GIVEN REQUEST:
Return the listing below in full, with every line exactly as it is.
· · ·
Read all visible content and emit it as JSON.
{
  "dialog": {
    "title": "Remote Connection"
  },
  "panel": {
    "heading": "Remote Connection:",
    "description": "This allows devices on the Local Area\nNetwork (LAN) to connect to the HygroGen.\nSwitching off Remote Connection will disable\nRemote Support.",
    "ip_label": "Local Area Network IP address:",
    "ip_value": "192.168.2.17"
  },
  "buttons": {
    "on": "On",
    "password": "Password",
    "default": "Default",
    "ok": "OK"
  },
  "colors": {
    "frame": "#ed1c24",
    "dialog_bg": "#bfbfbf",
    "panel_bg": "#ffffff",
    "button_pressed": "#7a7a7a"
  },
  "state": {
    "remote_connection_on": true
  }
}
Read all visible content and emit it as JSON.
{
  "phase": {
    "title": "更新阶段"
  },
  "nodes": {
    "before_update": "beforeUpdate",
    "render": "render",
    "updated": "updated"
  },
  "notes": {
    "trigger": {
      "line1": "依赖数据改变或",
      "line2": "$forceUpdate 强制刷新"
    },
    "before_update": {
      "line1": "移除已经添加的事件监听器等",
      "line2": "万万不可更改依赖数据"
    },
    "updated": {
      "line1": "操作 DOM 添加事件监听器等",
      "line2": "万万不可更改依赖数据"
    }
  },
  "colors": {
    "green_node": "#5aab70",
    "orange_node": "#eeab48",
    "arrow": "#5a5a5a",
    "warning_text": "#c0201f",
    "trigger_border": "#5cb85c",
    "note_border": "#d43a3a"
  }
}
· · ·
SOLUTION TO THIS TASK:
Read all visible content and emit it as JSON.
{
  "dialog": {
    "title": "Remote Connection"
  },
  "panel": {
    "heading": "Remote Connection:",
    "description": "This allows devices on the Local Area\nNetwork (LAN) to connect to the HygroGen.\nSwitching off Remote Connection will disable\nRemote Support.",
    "ip_label": "Local Area Network IP address:",
    "ip_value": "192.168.2.17"
  },
  "buttons": {
    "on": "On",
    "password": "Password",
    "default": "Default",
    "ok": "OK"
  },
  "colors": {
    "frame": "#ed1c24",
    "dialog_bg": "#bfbfbf",
    "panel_bg": "#ffffff",
    "button_pressed": "#7a7a7a"
  },
  "state": {
    "remote_connection_on": true
  }
}
Read all visible content and emit it as JSON.
{
  "phase": {
    "title": "更新阶段"
  },
  "nodes": {
    "before_update": "beforeUpdate",
    "render": "render",
    "updated": "updated"
  },
  "notes": {
    "trigger": {
      "line1": "依赖数据改变或",
      "line2": "$forceUpdate 强制刷新"
    },
    "before_update": {
      "line1": "移除已经添加的事件监听器等",
      "line2": "万万不可更改依赖数据"
    },
    "updated": {
      "line1": "操作 DOM 添加事件监听器等",
      "line2": "万万不可更改依赖数据"
    }
  },
  "colors": {
    "green_node": "#5aab70",
    "orange_node": "#eeab48",
    "arrow": "#5a5a5a",
    "warning_text": "#c0201f",
    "trigger_border": "#5cb85c",
    "note_border": "#d43a3a"
  }
}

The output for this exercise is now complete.